— START DATA FOR THE TASK —

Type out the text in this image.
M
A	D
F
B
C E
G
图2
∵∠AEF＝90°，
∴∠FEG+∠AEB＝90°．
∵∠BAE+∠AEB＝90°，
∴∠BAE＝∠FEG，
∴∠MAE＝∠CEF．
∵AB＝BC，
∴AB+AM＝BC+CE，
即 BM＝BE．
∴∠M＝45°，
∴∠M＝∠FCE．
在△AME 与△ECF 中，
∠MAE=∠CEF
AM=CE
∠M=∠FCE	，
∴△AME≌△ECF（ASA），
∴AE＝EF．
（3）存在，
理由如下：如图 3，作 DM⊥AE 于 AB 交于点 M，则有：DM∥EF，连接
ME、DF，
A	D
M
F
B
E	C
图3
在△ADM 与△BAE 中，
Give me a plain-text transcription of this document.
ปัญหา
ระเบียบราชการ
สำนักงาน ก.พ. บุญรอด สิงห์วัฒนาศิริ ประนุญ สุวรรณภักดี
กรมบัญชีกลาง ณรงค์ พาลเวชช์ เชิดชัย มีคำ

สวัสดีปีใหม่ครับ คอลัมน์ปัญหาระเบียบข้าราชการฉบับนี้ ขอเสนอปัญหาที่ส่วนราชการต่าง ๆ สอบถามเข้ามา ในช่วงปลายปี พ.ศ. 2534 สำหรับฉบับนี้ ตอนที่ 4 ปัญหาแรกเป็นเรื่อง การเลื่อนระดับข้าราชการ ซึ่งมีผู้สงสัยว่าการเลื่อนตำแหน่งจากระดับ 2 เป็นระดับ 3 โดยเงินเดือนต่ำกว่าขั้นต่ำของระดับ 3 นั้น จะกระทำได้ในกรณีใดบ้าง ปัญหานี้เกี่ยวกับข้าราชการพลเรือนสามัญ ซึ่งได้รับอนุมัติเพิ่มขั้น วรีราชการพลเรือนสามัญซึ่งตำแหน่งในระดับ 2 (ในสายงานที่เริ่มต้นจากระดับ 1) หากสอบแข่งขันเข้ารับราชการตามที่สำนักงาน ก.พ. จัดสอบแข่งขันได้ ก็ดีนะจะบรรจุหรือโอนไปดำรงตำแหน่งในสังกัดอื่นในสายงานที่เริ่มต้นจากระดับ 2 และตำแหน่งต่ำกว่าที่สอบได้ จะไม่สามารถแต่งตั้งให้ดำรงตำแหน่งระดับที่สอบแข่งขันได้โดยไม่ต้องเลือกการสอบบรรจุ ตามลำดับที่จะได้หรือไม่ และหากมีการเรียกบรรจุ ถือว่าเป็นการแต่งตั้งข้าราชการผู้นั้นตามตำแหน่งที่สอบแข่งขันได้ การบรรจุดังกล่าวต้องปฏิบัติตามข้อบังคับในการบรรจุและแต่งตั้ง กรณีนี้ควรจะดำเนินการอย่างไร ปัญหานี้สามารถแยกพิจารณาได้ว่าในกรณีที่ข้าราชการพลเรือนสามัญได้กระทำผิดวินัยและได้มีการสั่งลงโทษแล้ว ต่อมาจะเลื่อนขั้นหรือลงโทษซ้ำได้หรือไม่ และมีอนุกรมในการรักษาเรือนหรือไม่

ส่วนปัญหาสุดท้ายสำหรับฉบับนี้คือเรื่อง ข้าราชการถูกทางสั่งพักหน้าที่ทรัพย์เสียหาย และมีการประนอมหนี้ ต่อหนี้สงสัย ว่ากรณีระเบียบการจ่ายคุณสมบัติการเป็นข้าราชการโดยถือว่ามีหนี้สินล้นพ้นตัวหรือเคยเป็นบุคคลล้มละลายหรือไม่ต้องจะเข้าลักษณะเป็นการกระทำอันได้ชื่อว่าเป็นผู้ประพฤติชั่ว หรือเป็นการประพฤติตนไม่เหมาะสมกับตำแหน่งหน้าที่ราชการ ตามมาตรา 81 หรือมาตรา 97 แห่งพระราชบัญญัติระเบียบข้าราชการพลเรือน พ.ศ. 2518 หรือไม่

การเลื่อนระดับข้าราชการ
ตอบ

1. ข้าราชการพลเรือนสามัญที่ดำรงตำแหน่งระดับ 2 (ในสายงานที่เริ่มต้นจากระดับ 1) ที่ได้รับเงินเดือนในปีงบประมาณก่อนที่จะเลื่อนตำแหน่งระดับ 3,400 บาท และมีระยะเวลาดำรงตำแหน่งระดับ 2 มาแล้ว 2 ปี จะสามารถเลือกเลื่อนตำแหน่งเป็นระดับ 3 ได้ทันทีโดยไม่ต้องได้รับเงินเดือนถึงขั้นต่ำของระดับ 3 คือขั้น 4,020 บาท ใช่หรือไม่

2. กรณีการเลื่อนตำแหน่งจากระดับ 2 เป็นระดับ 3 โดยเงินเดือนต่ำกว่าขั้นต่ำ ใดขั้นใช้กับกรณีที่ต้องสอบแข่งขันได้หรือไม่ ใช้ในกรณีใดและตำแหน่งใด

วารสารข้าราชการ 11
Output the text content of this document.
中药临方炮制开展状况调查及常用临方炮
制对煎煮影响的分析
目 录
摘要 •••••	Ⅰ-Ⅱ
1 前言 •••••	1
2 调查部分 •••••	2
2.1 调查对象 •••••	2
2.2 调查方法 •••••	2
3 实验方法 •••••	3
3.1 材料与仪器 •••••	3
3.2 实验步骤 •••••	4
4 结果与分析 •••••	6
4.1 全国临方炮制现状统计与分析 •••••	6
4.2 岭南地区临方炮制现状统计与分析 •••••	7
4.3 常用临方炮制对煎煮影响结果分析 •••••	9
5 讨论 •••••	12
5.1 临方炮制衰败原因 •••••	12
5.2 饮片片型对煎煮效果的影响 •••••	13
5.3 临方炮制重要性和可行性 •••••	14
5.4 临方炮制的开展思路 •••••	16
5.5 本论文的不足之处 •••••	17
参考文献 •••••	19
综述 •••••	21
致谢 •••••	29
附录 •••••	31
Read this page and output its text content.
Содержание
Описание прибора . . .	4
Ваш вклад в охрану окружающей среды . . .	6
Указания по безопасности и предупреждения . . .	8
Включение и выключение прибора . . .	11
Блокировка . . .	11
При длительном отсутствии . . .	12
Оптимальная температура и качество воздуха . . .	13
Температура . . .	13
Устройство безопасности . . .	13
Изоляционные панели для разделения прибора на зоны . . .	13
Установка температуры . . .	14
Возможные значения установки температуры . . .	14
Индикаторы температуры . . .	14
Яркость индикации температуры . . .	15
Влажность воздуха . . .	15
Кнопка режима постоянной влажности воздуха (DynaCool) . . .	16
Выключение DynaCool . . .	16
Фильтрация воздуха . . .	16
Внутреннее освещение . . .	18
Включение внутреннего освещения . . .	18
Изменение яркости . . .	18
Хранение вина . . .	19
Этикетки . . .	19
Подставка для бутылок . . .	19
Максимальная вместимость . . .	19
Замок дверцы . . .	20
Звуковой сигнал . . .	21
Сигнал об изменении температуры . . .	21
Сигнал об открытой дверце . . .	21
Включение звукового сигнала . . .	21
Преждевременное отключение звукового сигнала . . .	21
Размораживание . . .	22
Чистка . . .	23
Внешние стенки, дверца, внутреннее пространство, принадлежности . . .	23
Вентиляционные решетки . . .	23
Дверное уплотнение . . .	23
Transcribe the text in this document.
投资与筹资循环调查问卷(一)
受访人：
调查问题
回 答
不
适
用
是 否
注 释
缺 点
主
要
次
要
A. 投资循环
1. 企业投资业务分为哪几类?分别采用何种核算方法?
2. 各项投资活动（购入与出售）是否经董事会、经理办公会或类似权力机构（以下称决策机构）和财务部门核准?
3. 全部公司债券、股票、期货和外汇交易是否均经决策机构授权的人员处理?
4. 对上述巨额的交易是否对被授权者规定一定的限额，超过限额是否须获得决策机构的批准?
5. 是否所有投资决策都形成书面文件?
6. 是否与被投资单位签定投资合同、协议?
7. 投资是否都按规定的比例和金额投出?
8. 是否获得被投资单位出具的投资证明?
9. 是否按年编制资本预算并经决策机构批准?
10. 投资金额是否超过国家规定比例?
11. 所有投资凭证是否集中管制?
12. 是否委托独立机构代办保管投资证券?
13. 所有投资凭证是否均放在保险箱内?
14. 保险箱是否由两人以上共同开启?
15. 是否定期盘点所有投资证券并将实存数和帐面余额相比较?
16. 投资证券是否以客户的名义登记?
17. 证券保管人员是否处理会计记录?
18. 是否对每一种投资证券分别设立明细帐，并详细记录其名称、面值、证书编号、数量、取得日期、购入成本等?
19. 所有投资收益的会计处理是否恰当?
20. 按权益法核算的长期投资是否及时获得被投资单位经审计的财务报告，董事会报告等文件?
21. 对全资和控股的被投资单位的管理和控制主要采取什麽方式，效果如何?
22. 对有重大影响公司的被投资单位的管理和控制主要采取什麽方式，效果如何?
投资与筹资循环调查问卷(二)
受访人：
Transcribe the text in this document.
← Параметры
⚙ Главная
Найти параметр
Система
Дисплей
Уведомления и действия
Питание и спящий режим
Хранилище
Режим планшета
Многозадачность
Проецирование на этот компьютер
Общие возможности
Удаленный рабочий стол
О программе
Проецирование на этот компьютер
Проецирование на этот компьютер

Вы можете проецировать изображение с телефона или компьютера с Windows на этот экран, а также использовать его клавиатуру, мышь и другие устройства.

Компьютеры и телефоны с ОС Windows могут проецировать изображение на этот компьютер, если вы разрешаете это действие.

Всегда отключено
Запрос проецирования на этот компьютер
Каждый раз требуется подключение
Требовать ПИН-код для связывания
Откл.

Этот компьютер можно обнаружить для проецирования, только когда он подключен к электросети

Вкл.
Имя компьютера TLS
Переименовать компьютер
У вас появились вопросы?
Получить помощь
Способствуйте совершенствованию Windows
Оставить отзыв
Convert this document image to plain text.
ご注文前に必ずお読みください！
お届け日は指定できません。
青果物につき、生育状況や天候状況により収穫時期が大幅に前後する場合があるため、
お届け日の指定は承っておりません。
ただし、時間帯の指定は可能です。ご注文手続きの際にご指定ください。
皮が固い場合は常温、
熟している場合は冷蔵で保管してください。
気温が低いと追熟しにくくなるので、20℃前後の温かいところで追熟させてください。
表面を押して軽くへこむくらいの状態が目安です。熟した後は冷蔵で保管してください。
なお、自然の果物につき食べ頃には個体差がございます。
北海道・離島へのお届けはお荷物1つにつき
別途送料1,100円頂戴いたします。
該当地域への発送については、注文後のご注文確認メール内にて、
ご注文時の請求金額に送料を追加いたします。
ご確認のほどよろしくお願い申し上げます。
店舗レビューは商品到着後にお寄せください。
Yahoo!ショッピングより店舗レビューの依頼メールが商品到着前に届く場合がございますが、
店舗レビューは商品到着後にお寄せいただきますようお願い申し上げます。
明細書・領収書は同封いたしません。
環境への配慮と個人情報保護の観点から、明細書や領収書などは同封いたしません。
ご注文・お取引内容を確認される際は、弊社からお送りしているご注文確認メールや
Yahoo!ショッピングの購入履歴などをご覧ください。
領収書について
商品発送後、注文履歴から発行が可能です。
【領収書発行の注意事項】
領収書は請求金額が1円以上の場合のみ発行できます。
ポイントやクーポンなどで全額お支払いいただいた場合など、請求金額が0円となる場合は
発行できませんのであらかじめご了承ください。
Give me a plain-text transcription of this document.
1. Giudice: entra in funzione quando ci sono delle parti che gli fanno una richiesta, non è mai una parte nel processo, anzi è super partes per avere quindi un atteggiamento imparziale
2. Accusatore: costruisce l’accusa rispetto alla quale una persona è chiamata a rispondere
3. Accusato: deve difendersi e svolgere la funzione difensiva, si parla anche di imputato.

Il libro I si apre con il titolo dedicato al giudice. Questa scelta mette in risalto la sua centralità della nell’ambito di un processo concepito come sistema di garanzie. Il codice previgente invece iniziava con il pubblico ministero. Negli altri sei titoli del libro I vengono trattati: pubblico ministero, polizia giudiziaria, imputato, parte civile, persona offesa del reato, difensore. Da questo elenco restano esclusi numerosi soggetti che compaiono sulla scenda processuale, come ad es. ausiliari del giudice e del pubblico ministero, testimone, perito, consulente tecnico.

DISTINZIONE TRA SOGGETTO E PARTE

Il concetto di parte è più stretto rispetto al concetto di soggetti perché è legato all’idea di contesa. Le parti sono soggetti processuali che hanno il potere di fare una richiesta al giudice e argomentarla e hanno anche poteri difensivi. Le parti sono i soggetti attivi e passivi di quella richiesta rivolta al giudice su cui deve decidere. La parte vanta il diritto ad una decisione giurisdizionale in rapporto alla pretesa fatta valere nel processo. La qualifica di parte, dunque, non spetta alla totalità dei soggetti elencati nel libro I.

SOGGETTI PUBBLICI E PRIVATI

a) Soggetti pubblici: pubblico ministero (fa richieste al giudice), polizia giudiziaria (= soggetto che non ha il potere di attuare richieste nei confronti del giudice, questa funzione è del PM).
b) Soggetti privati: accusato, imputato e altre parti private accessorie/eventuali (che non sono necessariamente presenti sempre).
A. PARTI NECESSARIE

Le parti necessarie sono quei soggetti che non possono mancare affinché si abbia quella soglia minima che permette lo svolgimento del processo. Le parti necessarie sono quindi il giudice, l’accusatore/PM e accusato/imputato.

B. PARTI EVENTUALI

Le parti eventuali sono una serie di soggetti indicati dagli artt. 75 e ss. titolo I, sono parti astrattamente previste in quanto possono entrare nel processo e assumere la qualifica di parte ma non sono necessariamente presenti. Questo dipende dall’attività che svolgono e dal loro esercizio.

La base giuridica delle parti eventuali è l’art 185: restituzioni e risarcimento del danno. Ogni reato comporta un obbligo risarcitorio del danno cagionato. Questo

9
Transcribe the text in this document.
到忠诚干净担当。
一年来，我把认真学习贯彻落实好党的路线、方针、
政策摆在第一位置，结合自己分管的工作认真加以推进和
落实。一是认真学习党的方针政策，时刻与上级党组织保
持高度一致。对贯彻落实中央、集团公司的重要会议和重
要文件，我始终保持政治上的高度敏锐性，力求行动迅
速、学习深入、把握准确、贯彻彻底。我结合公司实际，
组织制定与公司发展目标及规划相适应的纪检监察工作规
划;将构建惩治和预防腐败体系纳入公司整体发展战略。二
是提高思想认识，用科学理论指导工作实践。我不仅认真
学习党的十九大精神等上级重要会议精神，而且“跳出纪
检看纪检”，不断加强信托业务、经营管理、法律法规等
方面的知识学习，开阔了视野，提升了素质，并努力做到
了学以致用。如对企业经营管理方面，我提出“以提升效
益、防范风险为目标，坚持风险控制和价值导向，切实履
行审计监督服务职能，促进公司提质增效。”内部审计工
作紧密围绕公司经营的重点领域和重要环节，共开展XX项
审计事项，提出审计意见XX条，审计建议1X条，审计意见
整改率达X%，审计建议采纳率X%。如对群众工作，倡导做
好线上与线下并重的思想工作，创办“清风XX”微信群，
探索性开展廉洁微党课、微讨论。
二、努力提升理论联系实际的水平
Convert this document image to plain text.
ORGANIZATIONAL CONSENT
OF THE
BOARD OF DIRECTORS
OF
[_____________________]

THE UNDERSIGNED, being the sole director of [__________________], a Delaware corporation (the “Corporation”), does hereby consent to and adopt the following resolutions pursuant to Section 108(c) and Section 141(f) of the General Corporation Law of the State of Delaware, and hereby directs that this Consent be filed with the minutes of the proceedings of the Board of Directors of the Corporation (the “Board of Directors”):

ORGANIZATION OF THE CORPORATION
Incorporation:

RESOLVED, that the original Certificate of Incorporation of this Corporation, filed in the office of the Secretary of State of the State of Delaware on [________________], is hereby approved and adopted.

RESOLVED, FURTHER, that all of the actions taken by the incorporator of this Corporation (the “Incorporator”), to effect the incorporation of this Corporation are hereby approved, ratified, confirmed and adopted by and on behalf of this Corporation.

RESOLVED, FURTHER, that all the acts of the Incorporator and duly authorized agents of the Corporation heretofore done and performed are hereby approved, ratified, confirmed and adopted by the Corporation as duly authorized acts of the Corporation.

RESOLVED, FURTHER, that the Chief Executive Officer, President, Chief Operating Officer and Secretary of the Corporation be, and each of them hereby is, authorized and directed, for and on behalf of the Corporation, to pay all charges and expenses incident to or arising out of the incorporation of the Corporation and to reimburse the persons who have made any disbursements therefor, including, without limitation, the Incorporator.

— END DATA FOR THE TASK —

Using the entries above, tally how many lines have the word "behalf" in them; write the number and nothing more.

2